Return all of the entries word for word, but omit the pictures they contain.

━━━━━ Data records

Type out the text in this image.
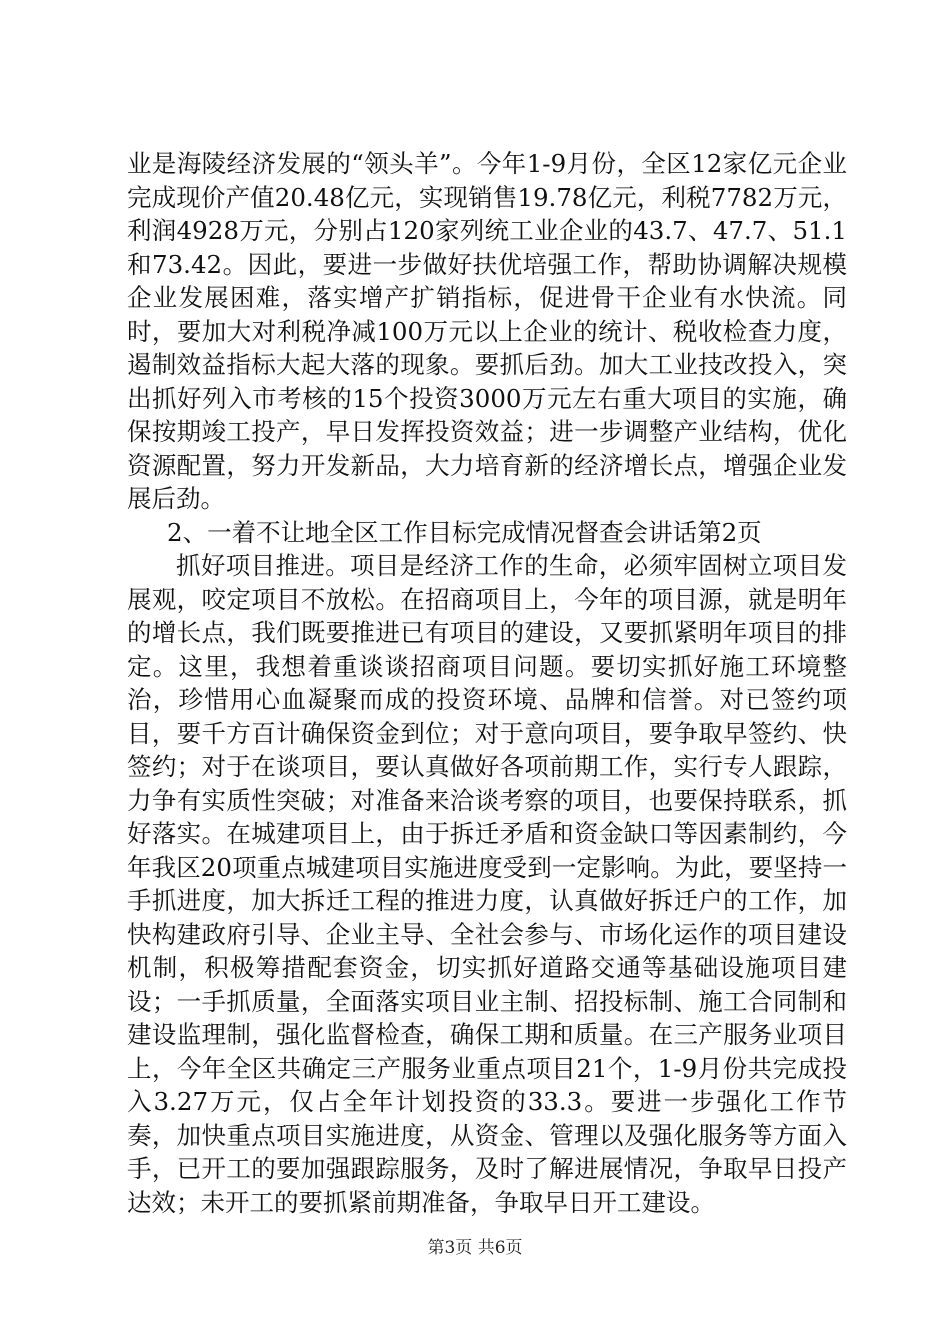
业是海陵经济发展的“领头羊”。今年1-9月份，全区12家亿元企业完成现价产值20.48亿元，实现销售19.78亿元，利税7782万元，利润4928万元，分别占120家列统工业企业的43.7、47.7、51.1和73.42。因此，要进一步做好扶优培强工作，帮助协调解决规模企业发展困难，落实增产扩销指标，促进骨干企业有水快流。同时，要加大对利税净减100万元以上企业的统计、税收检查力度，遏制效益指标大起大落的现象。要抓后劲。加大工业技改投入，突出抓好列入市考核的15个投资3000万元左右重大项目的实施，确保按期竣工投产，早日发挥投资效益；进一步调整产业结构，优化资源配置，努力开发新品，大力培育新的经济增长点，增强企业发展后劲。

2、一着不让地全区工作目标完成情况督查会讲话第2页

抓好项目推进。项目是经济工作的生命，必须牢固树立项目发展观，咬定项目不放松。在招商项目上，今年的项目源，就是明年的增长点，我们既要推进已有项目的建设，又要抓紧明年项目的排定。这里，我想着重谈谈招商项目问题。要切实抓好施工环境整治，珍惜用心血凝聚而成的投资环境、品牌和信誉。对已签约项目，要千方百计确保资金到位；对于意向项目，要争取早签约、快签约；对于在谈项目，要认真做好各项前期工作，实行专人跟踪，力争有实质性突破；对准备来洽谈考察的项目，也要保持联系，抓好落实。在城建项目上，由于拆迁矛盾和资金缺口等因素制约，今年我区20项重点城建项目实施进度受到一定影响。为此，要坚持一手抓进度，加大拆迁工程的推进力度，认真做好拆迁户的工作，加快构建政府引导、企业主导、全社会参与、市场化运作的项目建设机制，积极筹措配套资金，切实抓好道路交通等基础设施项目建设；一手抓质量，全面落实项目业主制、招投标制、施工合同制和建设监理制，强化监督检查，确保工期和质量。在三产服务业项目上，今年全区共确定三产服务业重点项目21个，1-9月份共完成投入3.27万元，仅占全年计划投资的33.3。要进一步强化工作节奏，加快重点项目实施进度，从资金、管理以及强化服务等方面入手，已开工的要加强跟踪服务，及时了解进展情况，争取早日投产达效；未开工的要抓紧前期准备，争取早日开工建设。

第3页 共6页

━━━━━━━━━━

**Reply to the task**
Type out the text in this image.
业是海陵经济发展的“领头羊”。今年1-9月份，全区12家亿元企业完成现价产值20.48亿元，实现销售19.78亿元，利税7782万元，利润4928万元，分别占120家列统工业企业的43.7、47.7、51.1和73.42。因此，要进一步做好扶优培强工作，帮助协调解决规模企业发展困难，落实增产扩销指标，促进骨干企业有水快流。同时，要加大对利税净减100万元以上企业的统计、税收检查力度，遏制效益指标大起大落的现象。要抓后劲。加大工业技改投入，突出抓好列入市考核的15个投资3000万元左右重大项目的实施，确保按期竣工投产，早日发挥投资效益；进一步调整产业结构，优化资源配置，努力开发新品，大力培育新的经济增长点，增强企业发展后劲。

2、一着不让地全区工作目标完成情况督查会讲话第2页

抓好项目推进。项目是经济工作的生命，必须牢固树立项目发展观，咬定项目不放松。在招商项目上，今年的项目源，就是明年的增长点，我们既要推进已有项目的建设，又要抓紧明年项目的排定。这里，我想着重谈谈招商项目问题。要切实抓好施工环境整治，珍惜用心血凝聚而成的投资环境、品牌和信誉。对已签约项目，要千方百计确保资金到位；对于意向项目，要争取早签约、快签约；对于在谈项目，要认真做好各项前期工作，实行专人跟踪，力争有实质性突破；对准备来洽谈考察的项目，也要保持联系，抓好落实。在城建项目上，由于拆迁矛盾和资金缺口等因素制约，今年我区20项重点城建项目实施进度受到一定影响。为此，要坚持一手抓进度，加大拆迁工程的推进力度，认真做好拆迁户的工作，加快构建政府引导、企业主导、全社会参与、市场化运作的项目建设机制，积极筹措配套资金，切实抓好道路交通等基础设施项目建设；一手抓质量，全面落实项目业主制、招投标制、施工合同制和建设监理制，强化监督检查，确保工期和质量。在三产服务业项目上，今年全区共确定三产服务业重点项目21个，1-9月份共完成投入3.27万元，仅占全年计划投资的33.3。要进一步强化工作节奏，加快重点项目实施进度，从资金、管理以及强化服务等方面入手，已开工的要加强跟踪服务，及时了解进展情况，争取早日投产达效；未开工的要抓紧前期准备，争取早日开工建设。

第3页 共6页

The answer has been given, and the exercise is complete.